[WORK INSTRUCTIONS]: All the entries need to be quoted exactly, apart from the pictures, which you should drop.

[EXTRACTED INFORMATION]:
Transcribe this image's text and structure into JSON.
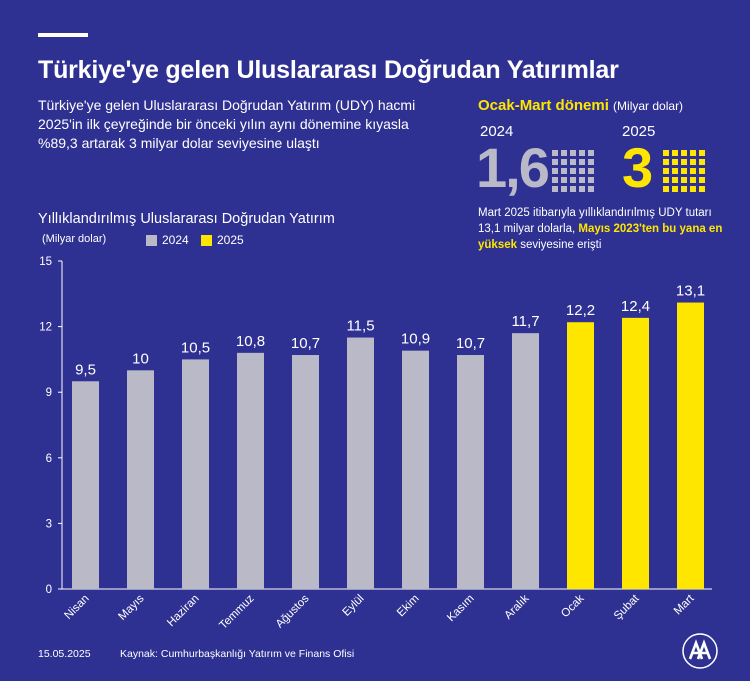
{
  "header": {
    "title": "Türkiye'ye gelen Uluslararası Doğrudan Yatırımlar",
    "intro": "Türkiye'ye gelen Uluslararası Doğrudan Yatırım (UDY) hacmi 2025'in ilk çeyreğinde bir önceki yılın aynı dönemine kıyasla %89,3 artarak 3 milyar dolar seviyesine ulaştı"
  },
  "highlight_box": {
    "title": "Ocak-Mart dönemi",
    "unit": "(Milyar dolar)",
    "year_a": "2024",
    "value_a": "1,6",
    "year_b": "2025",
    "value_b": "3",
    "note_start": "Mart 2025 itibarıyla yıllıklandırılmış UDY tutarı 13,1 milyar dolarla, ",
    "note_highlight": "Mayıs 2023'ten bu yana en yüksek",
    "note_end": " seviyesine erişti"
  },
  "chart_header": {
    "title": "Yıllıklandırılmış Uluslararası Doğrudan Yatırım",
    "unit": "(Milyar dolar)"
  },
  "colors": {
    "background": "#2f3192",
    "series_2024": "#b9b9c8",
    "series_2025": "#ffe600",
    "axis": "#ffffff",
    "gridline": "#5a5cb0"
  },
  "chart_data": {
    "type": "bar",
    "title": "Yıllıklandırılmış Uluslararası Doğrudan Yatırım",
    "ylabel": "(Milyar dolar)",
    "ylim": [
      0,
      15
    ],
    "yticks": [
      0,
      3,
      6,
      9,
      12,
      15
    ],
    "categories": [
      "Nisan",
      "Mayıs",
      "Haziran",
      "Temmuz",
      "Ağustos",
      "Eylül",
      "Ekim",
      "Kasım",
      "Aralık",
      "Ocak",
      "Şubat",
      "Mart"
    ],
    "values": [
      9.5,
      10,
      10.5,
      10.8,
      10.7,
      11.5,
      10.9,
      10.7,
      11.7,
      12.2,
      12.4,
      13.1
    ],
    "value_labels": [
      "9,5",
      "10",
      "10,5",
      "10,8",
      "10,7",
      "11,5",
      "10,9",
      "10,7",
      "11,7",
      "12,2",
      "12,4",
      "13,1"
    ],
    "series_of_bar": [
      "2024",
      "2024",
      "2024",
      "2024",
      "2024",
      "2024",
      "2024",
      "2024",
      "2024",
      "2025",
      "2025",
      "2025"
    ],
    "legend": [
      "2024",
      "2025"
    ],
    "legend_position": "top-left",
    "grid": false
  },
  "footer": {
    "date": "15.05.2025",
    "source": "Kaynak: Cumhurbaşkanlığı Yatırım ve Finans Ofisi",
    "logo": "AA"
  }
}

[THE OUTPUT]:
Transcribe this image's text and structure into JSON.
{
  "header": {
    "title": "Türkiye'ye gelen Uluslararası Doğrudan Yatırımlar",
    "intro": "Türkiye'ye gelen Uluslararası Doğrudan Yatırım (UDY) hacmi 2025'in ilk çeyreğinde bir önceki yılın aynı dönemine kıyasla %89,3 artarak 3 milyar dolar seviyesine ulaştı"
  },
  "highlight_box": {
    "title": "Ocak-Mart dönemi",
    "unit": "(Milyar dolar)",
    "year_a": "2024",
    "value_a": "1,6",
    "year_b": "2025",
    "value_b": "3",
    "note_start": "Mart 2025 itibarıyla yıllıklandırılmış UDY tutarı 13,1 milyar dolarla, ",
    "note_highlight": "Mayıs 2023'ten bu yana en yüksek",
    "note_end": " seviyesine erişti"
  },
  "chart_header": {
    "title": "Yıllıklandırılmış Uluslararası Doğrudan Yatırım",
    "unit": "(Milyar dolar)"
  },
  "colors": {
    "background": "#2f3192",
    "series_2024": "#b9b9c8",
    "series_2025": "#ffe600",
    "axis": "#ffffff",
    "gridline": "#5a5cb0"
  },
  "chart_data": {
    "type": "bar",
    "title": "Yıllıklandırılmış Uluslararası Doğrudan Yatırım",
    "ylabel": "(Milyar dolar)",
    "ylim": [
      0,
      15
    ],
    "yticks": [
      0,
      3,
      6,
      9,
      12,
      15
    ],
    "categories": [
      "Nisan",
      "Mayıs",
      "Haziran",
      "Temmuz",
      "Ağustos",
      "Eylül",
      "Ekim",
      "Kasım",
      "Aralık",
      "Ocak",
      "Şubat",
      "Mart"
    ],
    "values": [
      9.5,
      10,
      10.5,
      10.8,
      10.7,
      11.5,
      10.9,
      10.7,
      11.7,
      12.2,
      12.4,
      13.1
    ],
    "value_labels": [
      "9,5",
      "10",
      "10,5",
      "10,8",
      "10,7",
      "11,5",
      "10,9",
      "10,7",
      "11,7",
      "12,2",
      "12,4",
      "13,1"
    ],
    "series_of_bar": [
      "2024",
      "2024",
      "2024",
      "2024",
      "2024",
      "2024",
      "2024",
      "2024",
      "2024",
      "2025",
      "2025",
      "2025"
    ],
    "legend": [
      "2024",
      "2025"
    ],
    "legend_position": "top-left",
    "grid": false
  },
  "footer": {
    "date": "15.05.2025",
    "source": "Kaynak: Cumhurbaşkanlığı Yatırım ve Finans Ofisi",
    "logo": "AA"
  }
}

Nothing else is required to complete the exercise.